[Dataset items]
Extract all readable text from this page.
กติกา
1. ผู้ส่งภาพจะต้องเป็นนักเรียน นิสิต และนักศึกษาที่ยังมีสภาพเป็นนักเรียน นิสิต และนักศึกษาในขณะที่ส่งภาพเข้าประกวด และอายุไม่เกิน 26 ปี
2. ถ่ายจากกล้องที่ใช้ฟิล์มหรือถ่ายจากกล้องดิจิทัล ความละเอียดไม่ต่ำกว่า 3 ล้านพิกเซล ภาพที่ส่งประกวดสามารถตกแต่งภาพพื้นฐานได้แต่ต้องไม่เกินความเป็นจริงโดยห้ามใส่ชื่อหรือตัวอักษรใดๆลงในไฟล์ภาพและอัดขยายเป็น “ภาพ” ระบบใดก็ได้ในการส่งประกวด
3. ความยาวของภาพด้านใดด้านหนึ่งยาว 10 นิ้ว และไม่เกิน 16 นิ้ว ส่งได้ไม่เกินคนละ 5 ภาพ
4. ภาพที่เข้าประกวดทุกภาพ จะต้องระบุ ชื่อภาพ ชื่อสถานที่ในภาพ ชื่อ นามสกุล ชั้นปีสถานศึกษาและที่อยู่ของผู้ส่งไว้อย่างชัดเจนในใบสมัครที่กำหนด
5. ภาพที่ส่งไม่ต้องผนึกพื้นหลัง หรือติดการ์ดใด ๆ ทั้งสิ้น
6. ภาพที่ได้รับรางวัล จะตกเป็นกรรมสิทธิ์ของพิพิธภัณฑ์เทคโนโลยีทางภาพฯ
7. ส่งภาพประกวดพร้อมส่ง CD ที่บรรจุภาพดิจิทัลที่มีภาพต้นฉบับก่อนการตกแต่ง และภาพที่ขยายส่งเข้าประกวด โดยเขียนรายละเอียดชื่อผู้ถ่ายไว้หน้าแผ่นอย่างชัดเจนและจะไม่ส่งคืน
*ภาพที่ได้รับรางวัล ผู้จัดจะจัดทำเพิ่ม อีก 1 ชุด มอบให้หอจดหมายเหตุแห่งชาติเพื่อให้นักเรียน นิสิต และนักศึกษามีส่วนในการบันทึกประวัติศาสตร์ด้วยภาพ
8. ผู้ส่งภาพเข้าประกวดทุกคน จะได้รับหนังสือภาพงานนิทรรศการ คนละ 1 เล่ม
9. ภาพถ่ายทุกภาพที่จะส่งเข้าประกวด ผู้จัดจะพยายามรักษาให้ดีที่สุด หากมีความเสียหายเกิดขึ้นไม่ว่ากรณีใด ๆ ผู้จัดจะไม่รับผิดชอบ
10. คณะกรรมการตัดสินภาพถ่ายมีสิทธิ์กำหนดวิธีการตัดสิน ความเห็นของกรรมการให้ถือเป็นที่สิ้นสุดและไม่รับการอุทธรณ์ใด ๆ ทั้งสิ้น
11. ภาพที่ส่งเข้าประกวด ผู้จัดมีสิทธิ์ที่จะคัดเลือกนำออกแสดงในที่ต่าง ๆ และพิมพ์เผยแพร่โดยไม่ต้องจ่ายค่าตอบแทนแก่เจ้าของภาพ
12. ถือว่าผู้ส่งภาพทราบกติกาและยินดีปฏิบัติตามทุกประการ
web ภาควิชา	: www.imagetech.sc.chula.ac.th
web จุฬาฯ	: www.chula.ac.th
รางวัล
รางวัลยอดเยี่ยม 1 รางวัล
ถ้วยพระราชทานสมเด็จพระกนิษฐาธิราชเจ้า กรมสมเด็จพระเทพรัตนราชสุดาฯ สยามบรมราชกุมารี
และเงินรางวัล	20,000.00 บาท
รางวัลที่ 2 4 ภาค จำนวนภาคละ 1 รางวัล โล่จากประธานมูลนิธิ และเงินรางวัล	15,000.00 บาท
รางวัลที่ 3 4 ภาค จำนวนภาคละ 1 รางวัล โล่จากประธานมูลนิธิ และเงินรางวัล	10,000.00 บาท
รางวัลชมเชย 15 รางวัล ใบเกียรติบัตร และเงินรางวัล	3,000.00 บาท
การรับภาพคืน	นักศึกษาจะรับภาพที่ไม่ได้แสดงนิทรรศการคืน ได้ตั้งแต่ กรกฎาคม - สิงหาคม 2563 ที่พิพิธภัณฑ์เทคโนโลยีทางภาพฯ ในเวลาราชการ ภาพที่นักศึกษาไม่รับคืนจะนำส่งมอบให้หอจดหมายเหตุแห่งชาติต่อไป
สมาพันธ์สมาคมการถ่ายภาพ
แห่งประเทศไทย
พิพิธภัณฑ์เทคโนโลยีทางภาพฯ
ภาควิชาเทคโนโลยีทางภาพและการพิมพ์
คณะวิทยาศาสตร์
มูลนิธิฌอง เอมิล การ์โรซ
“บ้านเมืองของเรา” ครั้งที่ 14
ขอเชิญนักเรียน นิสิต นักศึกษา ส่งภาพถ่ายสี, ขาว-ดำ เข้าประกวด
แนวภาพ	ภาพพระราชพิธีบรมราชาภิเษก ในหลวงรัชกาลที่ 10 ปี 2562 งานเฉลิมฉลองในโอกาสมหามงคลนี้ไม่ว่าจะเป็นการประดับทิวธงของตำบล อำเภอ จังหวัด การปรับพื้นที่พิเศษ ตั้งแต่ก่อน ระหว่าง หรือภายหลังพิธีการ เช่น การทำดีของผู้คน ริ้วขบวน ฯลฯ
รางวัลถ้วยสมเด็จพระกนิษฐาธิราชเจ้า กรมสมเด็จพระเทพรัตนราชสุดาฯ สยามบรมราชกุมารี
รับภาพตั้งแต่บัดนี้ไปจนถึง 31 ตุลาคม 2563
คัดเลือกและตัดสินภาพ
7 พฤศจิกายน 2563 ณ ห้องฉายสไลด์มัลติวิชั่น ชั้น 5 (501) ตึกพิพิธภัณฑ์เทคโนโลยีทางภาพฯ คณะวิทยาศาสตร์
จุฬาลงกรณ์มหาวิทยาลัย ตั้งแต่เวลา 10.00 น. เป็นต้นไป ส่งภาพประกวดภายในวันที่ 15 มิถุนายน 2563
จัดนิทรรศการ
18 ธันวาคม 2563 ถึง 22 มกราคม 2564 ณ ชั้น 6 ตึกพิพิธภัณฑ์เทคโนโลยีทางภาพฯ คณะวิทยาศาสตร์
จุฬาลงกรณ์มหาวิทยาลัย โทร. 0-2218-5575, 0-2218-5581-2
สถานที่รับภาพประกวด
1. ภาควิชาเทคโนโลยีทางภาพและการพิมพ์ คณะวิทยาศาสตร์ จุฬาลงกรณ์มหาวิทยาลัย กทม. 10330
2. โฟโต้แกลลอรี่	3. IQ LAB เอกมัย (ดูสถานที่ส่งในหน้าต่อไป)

## Stated goal
Count the lines of the material that include the word "จากประธานม", then report only the total.

## Solved exercise
2